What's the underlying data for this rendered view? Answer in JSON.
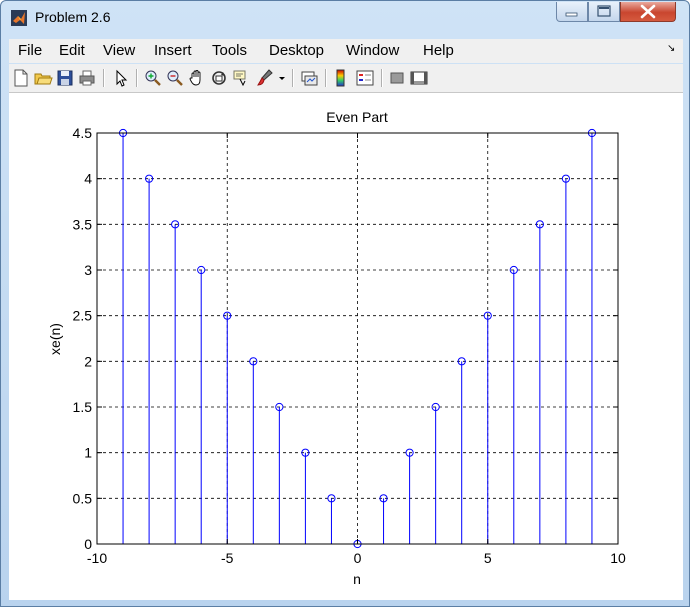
{
  "window": {
    "title": "Problem 2.6",
    "icon": "matlab-icon",
    "controls": [
      "minimize-icon",
      "maximize-icon",
      "close-icon"
    ]
  },
  "menu": {
    "items": [
      "File",
      "Edit",
      "View",
      "Insert",
      "Tools",
      "Desktop",
      "Window",
      "Help"
    ],
    "overflow_glyph": "↘"
  },
  "toolbar": {
    "icons": [
      "new-figure-icon",
      "open-file-icon",
      "save-icon",
      "print-icon",
      "select-arrow-icon",
      "zoom-in-icon",
      "zoom-out-icon",
      "pan-hand-icon",
      "rotate-3d-icon",
      "data-cursor-icon",
      "brush-icon",
      "dropdown-arrow-icon",
      "link-plot-icon",
      "colorbar-icon",
      "legend-icon",
      "hide-plot-tools-icon",
      "show-plot-tools-icon"
    ]
  },
  "chart_data": {
    "type": "stem",
    "title": "Even Part",
    "xlabel": "n",
    "ylabel": "xe(n)",
    "xlim": [
      -10,
      10
    ],
    "ylim": [
      0,
      4.5
    ],
    "xticks": [
      "-10",
      "-5",
      "0",
      "5",
      "10"
    ],
    "yticks": [
      "0",
      "0.5",
      "1",
      "1.5",
      "2",
      "2.5",
      "3",
      "3.5",
      "4",
      "4.5"
    ],
    "grid": true,
    "color": "#0000ff",
    "x": [
      -9,
      -8,
      -7,
      -6,
      -5,
      -4,
      -3,
      -2,
      -1,
      0,
      1,
      2,
      3,
      4,
      5,
      6,
      7,
      8,
      9
    ],
    "values": [
      4.5,
      4,
      3.5,
      3,
      2.5,
      2,
      1.5,
      1,
      0.5,
      0,
      0.5,
      1,
      1.5,
      2,
      2.5,
      3,
      3.5,
      4,
      4.5
    ]
  }
}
+ + + + + + +
**REQUIRED WORK**
Identify and copy all lines with the word "plot".

**TASK ANSWER**
      "link-plot-icon",
      "hide-plot-tools-icon",
      "show-plot-tools-icon"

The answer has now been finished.